**RECORDS:**
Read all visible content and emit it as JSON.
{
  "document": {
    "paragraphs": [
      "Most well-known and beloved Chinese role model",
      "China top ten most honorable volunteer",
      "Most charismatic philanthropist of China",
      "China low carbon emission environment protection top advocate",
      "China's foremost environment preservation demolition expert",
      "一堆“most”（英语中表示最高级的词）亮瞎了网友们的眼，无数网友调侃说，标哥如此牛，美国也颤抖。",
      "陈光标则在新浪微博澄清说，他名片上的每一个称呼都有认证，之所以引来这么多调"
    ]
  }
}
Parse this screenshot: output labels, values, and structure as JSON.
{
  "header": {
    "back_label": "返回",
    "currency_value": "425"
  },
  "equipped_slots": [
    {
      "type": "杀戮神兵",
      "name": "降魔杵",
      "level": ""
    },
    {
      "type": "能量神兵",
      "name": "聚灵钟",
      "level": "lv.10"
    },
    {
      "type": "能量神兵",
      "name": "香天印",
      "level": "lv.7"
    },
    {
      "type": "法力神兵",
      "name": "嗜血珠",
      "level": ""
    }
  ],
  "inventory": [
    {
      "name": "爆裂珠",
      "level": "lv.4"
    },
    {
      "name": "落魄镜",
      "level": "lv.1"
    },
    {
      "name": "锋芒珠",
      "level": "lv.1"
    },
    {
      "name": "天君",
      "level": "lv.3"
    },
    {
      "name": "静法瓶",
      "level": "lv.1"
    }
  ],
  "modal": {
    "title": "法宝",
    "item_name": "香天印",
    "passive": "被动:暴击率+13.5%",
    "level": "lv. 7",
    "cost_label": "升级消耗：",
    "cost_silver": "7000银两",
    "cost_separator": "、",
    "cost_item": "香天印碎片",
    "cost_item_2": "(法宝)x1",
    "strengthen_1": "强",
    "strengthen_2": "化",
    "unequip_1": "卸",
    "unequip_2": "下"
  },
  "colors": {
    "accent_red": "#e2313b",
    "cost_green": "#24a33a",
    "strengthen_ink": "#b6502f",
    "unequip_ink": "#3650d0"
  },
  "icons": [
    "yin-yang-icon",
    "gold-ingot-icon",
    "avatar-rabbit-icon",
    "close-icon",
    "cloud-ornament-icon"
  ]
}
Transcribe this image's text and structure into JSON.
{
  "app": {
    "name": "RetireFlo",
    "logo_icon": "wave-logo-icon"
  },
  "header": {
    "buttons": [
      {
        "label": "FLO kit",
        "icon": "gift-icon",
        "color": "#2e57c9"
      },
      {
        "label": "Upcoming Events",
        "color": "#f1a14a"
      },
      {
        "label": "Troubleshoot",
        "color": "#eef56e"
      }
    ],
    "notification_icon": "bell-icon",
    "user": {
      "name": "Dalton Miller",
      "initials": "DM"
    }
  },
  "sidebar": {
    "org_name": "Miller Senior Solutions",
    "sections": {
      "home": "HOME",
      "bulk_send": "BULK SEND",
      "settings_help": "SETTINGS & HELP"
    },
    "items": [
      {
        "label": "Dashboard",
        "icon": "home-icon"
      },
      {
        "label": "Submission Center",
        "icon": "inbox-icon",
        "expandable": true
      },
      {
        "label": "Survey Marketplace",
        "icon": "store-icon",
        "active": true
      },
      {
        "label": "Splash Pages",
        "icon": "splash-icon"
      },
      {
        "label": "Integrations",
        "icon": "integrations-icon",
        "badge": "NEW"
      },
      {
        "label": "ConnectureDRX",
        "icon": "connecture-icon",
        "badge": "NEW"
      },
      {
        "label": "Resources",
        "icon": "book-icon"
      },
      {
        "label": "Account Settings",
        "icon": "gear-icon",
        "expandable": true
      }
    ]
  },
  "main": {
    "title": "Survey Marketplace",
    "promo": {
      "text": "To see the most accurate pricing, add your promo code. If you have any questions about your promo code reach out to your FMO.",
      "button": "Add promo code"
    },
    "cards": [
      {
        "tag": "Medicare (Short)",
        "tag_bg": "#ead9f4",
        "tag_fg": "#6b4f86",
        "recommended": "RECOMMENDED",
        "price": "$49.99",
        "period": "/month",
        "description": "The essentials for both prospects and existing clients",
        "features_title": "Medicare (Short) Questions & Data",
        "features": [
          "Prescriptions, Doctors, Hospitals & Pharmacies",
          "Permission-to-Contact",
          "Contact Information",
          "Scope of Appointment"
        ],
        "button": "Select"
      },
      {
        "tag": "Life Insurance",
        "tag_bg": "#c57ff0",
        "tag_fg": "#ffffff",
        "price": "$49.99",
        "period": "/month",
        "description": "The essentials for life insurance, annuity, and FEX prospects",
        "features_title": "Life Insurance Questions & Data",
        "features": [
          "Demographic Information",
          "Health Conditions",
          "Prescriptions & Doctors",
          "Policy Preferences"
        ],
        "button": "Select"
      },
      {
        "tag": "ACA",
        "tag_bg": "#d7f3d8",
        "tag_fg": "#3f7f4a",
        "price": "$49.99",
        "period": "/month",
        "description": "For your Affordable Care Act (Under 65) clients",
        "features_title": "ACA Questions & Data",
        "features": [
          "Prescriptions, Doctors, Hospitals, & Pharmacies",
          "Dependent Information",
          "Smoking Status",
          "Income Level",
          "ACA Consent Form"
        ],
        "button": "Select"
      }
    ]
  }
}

**PROMPT:**
Reproduce every line from the entries that holds the word "type".

**RESPONSE TO THE TASK:**
      "type": "杀戮神兵",
      "type": "能量神兵",
      "type": "能量神兵",
      "type": "法力神兵",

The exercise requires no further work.